Supplied data start

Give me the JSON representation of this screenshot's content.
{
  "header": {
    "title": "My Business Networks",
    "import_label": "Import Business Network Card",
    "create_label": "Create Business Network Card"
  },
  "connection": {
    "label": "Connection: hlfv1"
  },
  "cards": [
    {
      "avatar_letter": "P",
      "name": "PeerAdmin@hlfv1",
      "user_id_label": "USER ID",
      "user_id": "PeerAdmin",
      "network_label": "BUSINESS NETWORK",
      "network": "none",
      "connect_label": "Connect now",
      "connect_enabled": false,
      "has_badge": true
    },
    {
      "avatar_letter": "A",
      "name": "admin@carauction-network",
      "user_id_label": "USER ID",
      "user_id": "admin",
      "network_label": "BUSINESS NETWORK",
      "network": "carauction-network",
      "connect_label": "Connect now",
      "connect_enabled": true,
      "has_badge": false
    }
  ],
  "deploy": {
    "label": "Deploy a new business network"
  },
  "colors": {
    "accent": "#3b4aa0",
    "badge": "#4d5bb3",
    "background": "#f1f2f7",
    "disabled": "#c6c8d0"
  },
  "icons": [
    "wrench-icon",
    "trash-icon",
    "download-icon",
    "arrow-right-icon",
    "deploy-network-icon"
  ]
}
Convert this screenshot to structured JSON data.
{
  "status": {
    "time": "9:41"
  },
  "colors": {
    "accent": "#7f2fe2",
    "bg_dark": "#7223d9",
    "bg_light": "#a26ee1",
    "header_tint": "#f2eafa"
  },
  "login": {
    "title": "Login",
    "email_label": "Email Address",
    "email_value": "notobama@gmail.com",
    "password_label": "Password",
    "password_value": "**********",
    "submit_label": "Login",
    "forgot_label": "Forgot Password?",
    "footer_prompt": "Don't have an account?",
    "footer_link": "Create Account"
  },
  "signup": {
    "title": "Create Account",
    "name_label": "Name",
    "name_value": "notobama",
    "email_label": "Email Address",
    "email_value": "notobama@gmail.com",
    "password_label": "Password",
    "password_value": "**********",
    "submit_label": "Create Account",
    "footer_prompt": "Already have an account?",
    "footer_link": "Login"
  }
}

Supplied data end

**Your objective**
Using the listing above, reproduce each line without omission.

**Completed exercise**
Give me the JSON representation of this screenshot's content.
{
  "header": {
    "title": "My Business Networks",
    "import_label": "Import Business Network Card",
    "create_label": "Create Business Network Card"
  },
  "connection": {
    "label": "Connection: hlfv1"
  },
  "cards": [
    {
      "avatar_letter": "P",
      "name": "PeerAdmin@hlfv1",
      "user_id_label": "USER ID",
      "user_id": "PeerAdmin",
      "network_label": "BUSINESS NETWORK",
      "network": "none",
      "connect_label": "Connect now",
      "connect_enabled": false,
      "has_badge": true
    },
    {
      "avatar_letter": "A",
      "name": "admin@carauction-network",
      "user_id_label": "USER ID",
      "user_id": "admin",
      "network_label": "BUSINESS NETWORK",
      "network": "carauction-network",
      "connect_label": "Connect now",
      "connect_enabled": true,
      "has_badge": false
    }
  ],
  "deploy": {
    "label": "Deploy a new business network"
  },
  "colors": {
    "accent": "#3b4aa0",
    "badge": "#4d5bb3",
    "background": "#f1f2f7",
    "disabled": "#c6c8d0"
  },
  "icons": [
    "wrench-icon",
    "trash-icon",
    "download-icon",
    "arrow-right-icon",
    "deploy-network-icon"
  ]
}
Convert this screenshot to structured JSON data.
{
  "status": {
    "time": "9:41"
  },
  "colors": {
    "accent": "#7f2fe2",
    "bg_dark": "#7223d9",
    "bg_light": "#a26ee1",
    "header_tint": "#f2eafa"
  },
  "login": {
    "title": "Login",
    "email_label": "Email Address",
    "email_value": "notobama@gmail.com",
    "password_label": "Password",
    "password_value": "**********",
    "submit_label": "Login",
    "forgot_label": "Forgot Password?",
    "footer_prompt": "Don't have an account?",
    "footer_link": "Create Account"
  },
  "signup": {
    "title": "Create Account",
    "name_label": "Name",
    "name_value": "notobama",
    "email_label": "Email Address",
    "email_value": "notobama@gmail.com",
    "password_label": "Password",
    "password_value": "**********",
    "submit_label": "Create Account",
    "footer_prompt": "Already have an account?",
    "footer_link": "Login"
  }
}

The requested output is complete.